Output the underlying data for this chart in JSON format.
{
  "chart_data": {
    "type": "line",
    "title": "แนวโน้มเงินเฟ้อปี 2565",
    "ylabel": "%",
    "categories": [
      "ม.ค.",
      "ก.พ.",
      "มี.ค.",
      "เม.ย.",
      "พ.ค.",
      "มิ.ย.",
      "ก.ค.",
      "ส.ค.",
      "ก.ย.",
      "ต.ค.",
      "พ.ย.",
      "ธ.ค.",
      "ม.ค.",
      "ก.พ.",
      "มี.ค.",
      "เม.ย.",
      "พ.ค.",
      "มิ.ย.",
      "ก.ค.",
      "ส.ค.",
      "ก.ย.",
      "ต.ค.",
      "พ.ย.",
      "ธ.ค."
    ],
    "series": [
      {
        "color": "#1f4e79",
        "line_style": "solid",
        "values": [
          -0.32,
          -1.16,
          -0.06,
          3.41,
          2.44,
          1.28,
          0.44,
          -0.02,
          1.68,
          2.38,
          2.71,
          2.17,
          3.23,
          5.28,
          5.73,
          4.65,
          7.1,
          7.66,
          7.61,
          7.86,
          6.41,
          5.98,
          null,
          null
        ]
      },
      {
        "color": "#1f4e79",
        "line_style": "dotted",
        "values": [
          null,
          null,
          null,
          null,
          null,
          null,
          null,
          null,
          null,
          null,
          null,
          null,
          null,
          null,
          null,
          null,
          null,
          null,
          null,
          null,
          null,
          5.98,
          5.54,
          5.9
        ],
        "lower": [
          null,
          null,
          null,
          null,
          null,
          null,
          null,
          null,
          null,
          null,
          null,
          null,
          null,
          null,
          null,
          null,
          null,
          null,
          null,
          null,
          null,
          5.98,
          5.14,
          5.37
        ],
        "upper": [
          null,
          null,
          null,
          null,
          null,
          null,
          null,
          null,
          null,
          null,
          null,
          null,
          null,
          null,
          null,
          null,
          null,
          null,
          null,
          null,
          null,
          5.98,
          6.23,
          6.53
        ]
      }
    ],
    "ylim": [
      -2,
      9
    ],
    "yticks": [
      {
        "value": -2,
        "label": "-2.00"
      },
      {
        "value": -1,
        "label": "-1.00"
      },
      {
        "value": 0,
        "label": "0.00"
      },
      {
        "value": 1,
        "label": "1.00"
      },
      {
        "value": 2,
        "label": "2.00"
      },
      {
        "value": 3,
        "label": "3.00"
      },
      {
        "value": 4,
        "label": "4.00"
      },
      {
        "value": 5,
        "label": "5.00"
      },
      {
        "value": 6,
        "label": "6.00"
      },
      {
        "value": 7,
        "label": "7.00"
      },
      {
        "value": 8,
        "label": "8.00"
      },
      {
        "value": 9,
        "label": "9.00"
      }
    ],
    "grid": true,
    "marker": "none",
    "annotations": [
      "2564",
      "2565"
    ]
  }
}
________________________________________
Written task:
Copy every record exactly, with nothing added or dropped.

Worked solution:
Output the underlying data for this chart in JSON format.
{
  "chart_data": {
    "type": "line",
    "title": "แนวโน้มเงินเฟ้อปี 2565",
    "ylabel": "%",
    "categories": [
      "ม.ค.",
      "ก.พ.",
      "มี.ค.",
      "เม.ย.",
      "พ.ค.",
      "มิ.ย.",
      "ก.ค.",
      "ส.ค.",
      "ก.ย.",
      "ต.ค.",
      "พ.ย.",
      "ธ.ค.",
      "ม.ค.",
      "ก.พ.",
      "มี.ค.",
      "เม.ย.",
      "พ.ค.",
      "มิ.ย.",
      "ก.ค.",
      "ส.ค.",
      "ก.ย.",
      "ต.ค.",
      "พ.ย.",
      "ธ.ค."
    ],
    "series": [
      {
        "color": "#1f4e79",
        "line_style": "solid",
        "values": [
          -0.32,
          -1.16,
          -0.06,
          3.41,
          2.44,
          1.28,
          0.44,
          -0.02,
          1.68,
          2.38,
          2.71,
          2.17,
          3.23,
          5.28,
          5.73,
          4.65,
          7.1,
          7.66,
          7.61,
          7.86,
          6.41,
          5.98,
          null,
          null
        ]
      },
      {
        "color": "#1f4e79",
        "line_style": "dotted",
        "values": [
          null,
          null,
          null,
          null,
          null,
          null,
          null,
          null,
          null,
          null,
          null,
          null,
          null,
          null,
          null,
          null,
          null,
          null,
          null,
          null,
          null,
          5.98,
          5.54,
          5.9
        ],
        "lower": [
          null,
          null,
          null,
          null,
          null,
          null,
          null,
          null,
          null,
          null,
          null,
          null,
          null,
          null,
          null,
          null,
          null,
          null,
          null,
          null,
          null,
          5.98,
          5.14,
          5.37
        ],
        "upper": [
          null,
          null,
          null,
          null,
          null,
          null,
          null,
          null,
          null,
          null,
          null,
          null,
          null,
          null,
          null,
          null,
          null,
          null,
          null,
          null,
          null,
          5.98,
          6.23,
          6.53
        ]
      }
    ],
    "ylim": [
      -2,
      9
    ],
    "yticks": [
      {
        "value": -2,
        "label": "-2.00"
      },
      {
        "value": -1,
        "label": "-1.00"
      },
      {
        "value": 0,
        "label": "0.00"
      },
      {
        "value": 1,
        "label": "1.00"
      },
      {
        "value": 2,
        "label": "2.00"
      },
      {
        "value": 3,
        "label": "3.00"
      },
      {
        "value": 4,
        "label": "4.00"
      },
      {
        "value": 5,
        "label": "5.00"
      },
      {
        "value": 6,
        "label": "6.00"
      },
      {
        "value": 7,
        "label": "7.00"
      },
      {
        "value": 8,
        "label": "8.00"
      },
      {
        "value": 9,
        "label": "9.00"
      }
    ],
    "grid": true,
    "marker": "none",
    "annotations": [
      "2564",
      "2565"
    ]
  }
}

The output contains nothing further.